What is being asked ▸
Leave out any pictures and transcribe all other data below exactly.

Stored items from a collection
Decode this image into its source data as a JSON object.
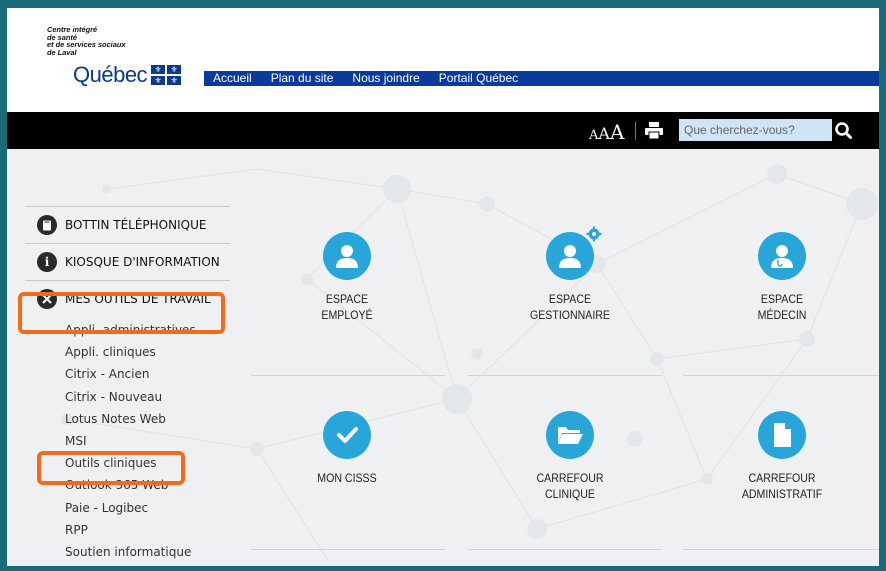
{
  "header": {
    "org_lines": [
      "Centre intégré",
      "de santé",
      "et de services sociaux",
      "de Laval"
    ],
    "quebec_wordmark": "Québec",
    "nav": [
      "Accueil",
      "Plan du site",
      "Nous joindre",
      "Portail Québec"
    ]
  },
  "toolbar": {
    "font_sizes": [
      "A",
      "A",
      "A"
    ],
    "print_icon": "print-icon",
    "search_placeholder": "Que cherchez-vous?",
    "search_icon": "search-icon"
  },
  "sidebar": {
    "items": [
      {
        "label": "BOTTIN TÉLÉPHONIQUE",
        "icon": "book-icon"
      },
      {
        "label": "KIOSQUE D'INFORMATION",
        "icon": "info-icon"
      },
      {
        "label": "MES OUTILS DE TRAVAIL",
        "icon": "tools-icon"
      }
    ],
    "subitems": [
      "Appli. administratives",
      "Appli. cliniques",
      "Citrix - Ancien",
      "Citrix - Nouveau",
      "Lotus Notes Web",
      "MSI",
      "Outils cliniques",
      "Outlook 365 Web",
      "Paie - Logibec",
      "RPP",
      "Soutien informatique"
    ]
  },
  "tiles": [
    {
      "label": "ESPACE\nEMPLOYÉ",
      "icon": "user-icon"
    },
    {
      "label": "ESPACE\nGESTIONNAIRE",
      "icon": "user-gear-icon"
    },
    {
      "label": "ESPACE\nMÉDECIN",
      "icon": "doctor-icon"
    },
    {
      "label": "MON CISSS",
      "icon": "checkmark-icon"
    },
    {
      "label": "CARREFOUR\nCLINIQUE",
      "icon": "folder-icon"
    },
    {
      "label": "CARREFOUR\nADMINISTRATIF",
      "icon": "document-icon"
    }
  ],
  "colors": {
    "frame": "#1a6b7a",
    "nav_bar": "#0a3a9a",
    "tile_blue": "#29a6d9",
    "highlight": "#f26a1b",
    "search_bg": "#cfe4f4"
  }
}
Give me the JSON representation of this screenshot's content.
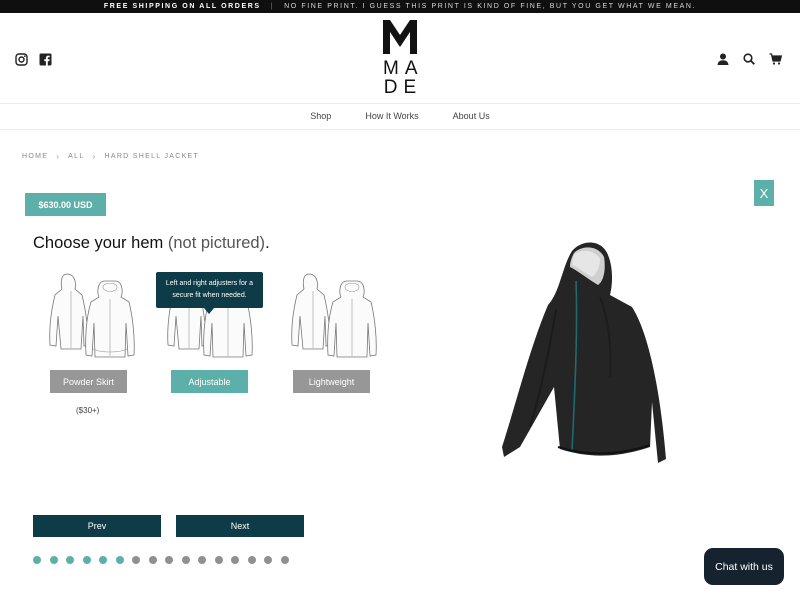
{
  "announcement": {
    "bold": "FREE SHIPPING ON ALL ORDERS",
    "separator": "|",
    "message": "NO FINE PRINT. I GUESS THIS PRINT IS KIND OF FINE, BUT YOU GET WHAT WE MEAN."
  },
  "header": {
    "logo_rows": [
      "MA",
      "DE"
    ],
    "icons": [
      "instagram-icon",
      "facebook-icon",
      "account-icon",
      "search-icon",
      "cart-icon"
    ]
  },
  "nav": {
    "items": [
      "Shop",
      "How It Works",
      "About Us"
    ]
  },
  "breadcrumb": [
    "HOME",
    "ALL",
    "HARD SHELL JACKET"
  ],
  "product": {
    "price": "$630.00 USD",
    "close_label": "X"
  },
  "step": {
    "title": "Choose your hem",
    "subtitle": "(not pictured)",
    "title_end": ".",
    "options": [
      {
        "label": "Powder Skirt",
        "price": "($30+)",
        "selected": false
      },
      {
        "label": "Adjustable",
        "selected": true
      },
      {
        "label": "Lightweight",
        "selected": false
      }
    ],
    "tooltip": "Left and right adjusters for a secure fit when needed."
  },
  "pager": {
    "prev_label": "Prev",
    "next_label": "Next",
    "total_steps": 16,
    "completed_steps": 6
  },
  "chat": {
    "label": "Chat with us"
  },
  "colors": {
    "accent": "#5dafaa",
    "dark_button": "#0d3b47",
    "grey_button": "#979797",
    "chat_bg": "#16232f"
  }
}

Exercise result ▸
Decode this image into its source data as a JSON object.
{
  "header": {
    "org_lines": [
      "Centre intégré",
      "de santé",
      "et de services sociaux",
      "de Laval"
    ],
    "quebec_wordmark": "Québec",
    "nav": [
      "Accueil",
      "Plan du site",
      "Nous joindre",
      "Portail Québec"
    ]
  },
  "toolbar": {
    "font_sizes": [
      "A",
      "A",
      "A"
    ],
    "print_icon": "print-icon",
    "search_placeholder": "Que cherchez-vous?",
    "search_icon": "search-icon"
  },
  "sidebar": {
    "items": [
      {
        "label": "BOTTIN TÉLÉPHONIQUE",
        "icon": "book-icon"
      },
      {
        "label": "KIOSQUE D'INFORMATION",
        "icon": "info-icon"
      },
      {
        "label": "MES OUTILS DE TRAVAIL",
        "icon": "tools-icon"
      }
    ],
    "subitems": [
      "Appli. administratives",
      "Appli. cliniques",
      "Citrix - Ancien",
      "Citrix - Nouveau",
      "Lotus Notes Web",
      "MSI",
      "Outils cliniques",
      "Outlook 365 Web",
      "Paie - Logibec",
      "RPP",
      "Soutien informatique"
    ]
  },
  "tiles": [
    {
      "label": "ESPACE\nEMPLOYÉ",
      "icon": "user-icon"
    },
    {
      "label": "ESPACE\nGESTIONNAIRE",
      "icon": "user-gear-icon"
    },
    {
      "label": "ESPACE\nMÉDECIN",
      "icon": "doctor-icon"
    },
    {
      "label": "MON CISSS",
      "icon": "checkmark-icon"
    },
    {
      "label": "CARREFOUR\nCLINIQUE",
      "icon": "folder-icon"
    },
    {
      "label": "CARREFOUR\nADMINISTRATIF",
      "icon": "document-icon"
    }
  ],
  "colors": {
    "frame": "#1a6b7a",
    "nav_bar": "#0a3a9a",
    "tile_blue": "#29a6d9",
    "highlight": "#f26a1b",
    "search_bg": "#cfe4f4"
  }
}
Give me the JSON representation of this screenshot's content.
{
  "announcement": {
    "bold": "FREE SHIPPING ON ALL ORDERS",
    "separator": "|",
    "message": "NO FINE PRINT. I GUESS THIS PRINT IS KIND OF FINE, BUT YOU GET WHAT WE MEAN."
  },
  "header": {
    "logo_rows": [
      "MA",
      "DE"
    ],
    "icons": [
      "instagram-icon",
      "facebook-icon",
      "account-icon",
      "search-icon",
      "cart-icon"
    ]
  },
  "nav": {
    "items": [
      "Shop",
      "How It Works",
      "About Us"
    ]
  },
  "breadcrumb": [
    "HOME",
    "ALL",
    "HARD SHELL JACKET"
  ],
  "product": {
    "price": "$630.00 USD",
    "close_label": "X"
  },
  "step": {
    "title": "Choose your hem",
    "subtitle": "(not pictured)",
    "title_end": ".",
    "options": [
      {
        "label": "Powder Skirt",
        "price": "($30+)",
        "selected": false
      },
      {
        "label": "Adjustable",
        "selected": true
      },
      {
        "label": "Lightweight",
        "selected": false
      }
    ],
    "tooltip": "Left and right adjusters for a secure fit when needed."
  },
  "pager": {
    "prev_label": "Prev",
    "next_label": "Next",
    "total_steps": 16,
    "completed_steps": 6
  },
  "chat": {
    "label": "Chat with us"
  },
  "colors": {
    "accent": "#5dafaa",
    "dark_button": "#0d3b47",
    "grey_button": "#979797",
    "chat_bg": "#16232f"
  }
}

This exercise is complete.